• INSTRUCTIONS FOR THE TASK
Reproduce the data exactly.

• RECORDS FOR THIS EXERCISE
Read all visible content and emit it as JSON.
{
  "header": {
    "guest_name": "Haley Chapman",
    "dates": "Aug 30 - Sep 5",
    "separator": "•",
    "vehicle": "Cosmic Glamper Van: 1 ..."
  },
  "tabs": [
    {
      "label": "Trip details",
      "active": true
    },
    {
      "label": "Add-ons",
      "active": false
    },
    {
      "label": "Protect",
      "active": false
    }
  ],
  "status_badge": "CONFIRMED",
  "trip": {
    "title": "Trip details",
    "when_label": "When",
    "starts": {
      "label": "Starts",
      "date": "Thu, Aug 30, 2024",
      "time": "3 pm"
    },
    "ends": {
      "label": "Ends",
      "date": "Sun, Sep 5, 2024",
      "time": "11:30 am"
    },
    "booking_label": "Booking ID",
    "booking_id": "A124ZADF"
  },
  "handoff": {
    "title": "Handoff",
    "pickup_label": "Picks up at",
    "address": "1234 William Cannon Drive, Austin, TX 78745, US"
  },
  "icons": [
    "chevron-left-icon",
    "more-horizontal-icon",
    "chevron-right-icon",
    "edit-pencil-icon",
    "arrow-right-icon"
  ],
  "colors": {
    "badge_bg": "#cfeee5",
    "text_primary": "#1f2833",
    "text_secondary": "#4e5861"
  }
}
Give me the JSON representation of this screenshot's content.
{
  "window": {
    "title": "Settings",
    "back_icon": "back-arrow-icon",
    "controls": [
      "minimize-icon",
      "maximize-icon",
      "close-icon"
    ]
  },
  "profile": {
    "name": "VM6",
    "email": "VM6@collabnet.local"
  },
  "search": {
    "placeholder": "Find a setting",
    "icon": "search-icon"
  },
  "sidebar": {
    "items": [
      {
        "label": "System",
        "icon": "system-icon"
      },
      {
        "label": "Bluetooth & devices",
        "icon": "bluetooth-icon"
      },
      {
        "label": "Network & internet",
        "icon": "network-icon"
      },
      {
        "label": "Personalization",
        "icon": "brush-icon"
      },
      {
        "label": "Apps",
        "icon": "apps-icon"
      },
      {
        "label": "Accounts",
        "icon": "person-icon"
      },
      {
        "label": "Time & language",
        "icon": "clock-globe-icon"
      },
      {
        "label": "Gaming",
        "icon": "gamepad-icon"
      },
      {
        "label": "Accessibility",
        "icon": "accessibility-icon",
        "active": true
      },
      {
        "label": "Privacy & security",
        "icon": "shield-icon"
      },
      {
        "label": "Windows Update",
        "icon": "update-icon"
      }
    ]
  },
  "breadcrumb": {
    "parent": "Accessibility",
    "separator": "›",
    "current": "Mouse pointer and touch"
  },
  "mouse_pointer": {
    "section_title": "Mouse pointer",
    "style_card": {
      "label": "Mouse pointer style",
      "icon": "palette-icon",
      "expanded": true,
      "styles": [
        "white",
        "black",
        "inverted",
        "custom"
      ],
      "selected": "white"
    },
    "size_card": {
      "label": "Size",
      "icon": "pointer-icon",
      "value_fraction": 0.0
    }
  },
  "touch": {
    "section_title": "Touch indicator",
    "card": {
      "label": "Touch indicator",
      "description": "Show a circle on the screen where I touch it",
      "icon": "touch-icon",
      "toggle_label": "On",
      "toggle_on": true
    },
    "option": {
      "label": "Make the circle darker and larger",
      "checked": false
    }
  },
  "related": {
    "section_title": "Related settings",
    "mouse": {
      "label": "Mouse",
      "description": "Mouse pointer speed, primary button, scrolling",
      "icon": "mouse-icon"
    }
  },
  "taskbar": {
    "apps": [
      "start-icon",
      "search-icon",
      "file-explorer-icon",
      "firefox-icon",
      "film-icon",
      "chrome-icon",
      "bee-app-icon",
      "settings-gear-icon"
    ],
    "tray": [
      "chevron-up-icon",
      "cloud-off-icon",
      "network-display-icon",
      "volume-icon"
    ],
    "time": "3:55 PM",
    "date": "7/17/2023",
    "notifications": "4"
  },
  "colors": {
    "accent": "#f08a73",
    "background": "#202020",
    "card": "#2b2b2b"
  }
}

• RESULT OF THIS TASK
Read all visible content and emit it as JSON.
{
  "header": {
    "guest_name": "Haley Chapman",
    "dates": "Aug 30 - Sep 5",
    "separator": "•",
    "vehicle": "Cosmic Glamper Van: 1 ..."
  },
  "tabs": [
    {
      "label": "Trip details",
      "active": true
    },
    {
      "label": "Add-ons",
      "active": false
    },
    {
      "label": "Protect",
      "active": false
    }
  ],
  "status_badge": "CONFIRMED",
  "trip": {
    "title": "Trip details",
    "when_label": "When",
    "starts": {
      "label": "Starts",
      "date": "Thu, Aug 30, 2024",
      "time": "3 pm"
    },
    "ends": {
      "label": "Ends",
      "date": "Sun, Sep 5, 2024",
      "time": "11:30 am"
    },
    "booking_label": "Booking ID",
    "booking_id": "A124ZADF"
  },
  "handoff": {
    "title": "Handoff",
    "pickup_label": "Picks up at",
    "address": "1234 William Cannon Drive, Austin, TX 78745, US"
  },
  "icons": [
    "chevron-left-icon",
    "more-horizontal-icon",
    "chevron-right-icon",
    "edit-pencil-icon",
    "arrow-right-icon"
  ],
  "colors": {
    "badge_bg": "#cfeee5",
    "text_primary": "#1f2833",
    "text_secondary": "#4e5861"
  }
}
Give me the JSON representation of this screenshot's content.
{
  "window": {
    "title": "Settings",
    "back_icon": "back-arrow-icon",
    "controls": [
      "minimize-icon",
      "maximize-icon",
      "close-icon"
    ]
  },
  "profile": {
    "name": "VM6",
    "email": "VM6@collabnet.local"
  },
  "search": {
    "placeholder": "Find a setting",
    "icon": "search-icon"
  },
  "sidebar": {
    "items": [
      {
        "label": "System",
        "icon": "system-icon"
      },
      {
        "label": "Bluetooth & devices",
        "icon": "bluetooth-icon"
      },
      {
        "label": "Network & internet",
        "icon": "network-icon"
      },
      {
        "label": "Personalization",
        "icon": "brush-icon"
      },
      {
        "label": "Apps",
        "icon": "apps-icon"
      },
      {
        "label": "Accounts",
        "icon": "person-icon"
      },
      {
        "label": "Time & language",
        "icon": "clock-globe-icon"
      },
      {
        "label": "Gaming",
        "icon": "gamepad-icon"
      },
      {
        "label": "Accessibility",
        "icon": "accessibility-icon",
        "active": true
      },
      {
        "label": "Privacy & security",
        "icon": "shield-icon"
      },
      {
        "label": "Windows Update",
        "icon": "update-icon"
      }
    ]
  },
  "breadcrumb": {
    "parent": "Accessibility",
    "separator": "›",
    "current": "Mouse pointer and touch"
  },
  "mouse_pointer": {
    "section_title": "Mouse pointer",
    "style_card": {
      "label": "Mouse pointer style",
      "icon": "palette-icon",
      "expanded": true,
      "styles": [
        "white",
        "black",
        "inverted",
        "custom"
      ],
      "selected": "white"
    },
    "size_card": {
      "label": "Size",
      "icon": "pointer-icon",
      "value_fraction": 0.0
    }
  },
  "touch": {
    "section_title": "Touch indicator",
    "card": {
      "label": "Touch indicator",
      "description": "Show a circle on the screen where I touch it",
      "icon": "touch-icon",
      "toggle_label": "On",
      "toggle_on": true
    },
    "option": {
      "label": "Make the circle darker and larger",
      "checked": false
    }
  },
  "related": {
    "section_title": "Related settings",
    "mouse": {
      "label": "Mouse",
      "description": "Mouse pointer speed, primary button, scrolling",
      "icon": "mouse-icon"
    }
  },
  "taskbar": {
    "apps": [
      "start-icon",
      "search-icon",
      "file-explorer-icon",
      "firefox-icon",
      "film-icon",
      "chrome-icon",
      "bee-app-icon",
      "settings-gear-icon"
    ],
    "tray": [
      "chevron-up-icon",
      "cloud-off-icon",
      "network-display-icon",
      "volume-icon"
    ],
    "time": "3:55 PM",
    "date": "7/17/2023",
    "notifications": "4"
  },
  "colors": {
    "accent": "#f08a73",
    "background": "#202020",
    "card": "#2b2b2b"
  }
}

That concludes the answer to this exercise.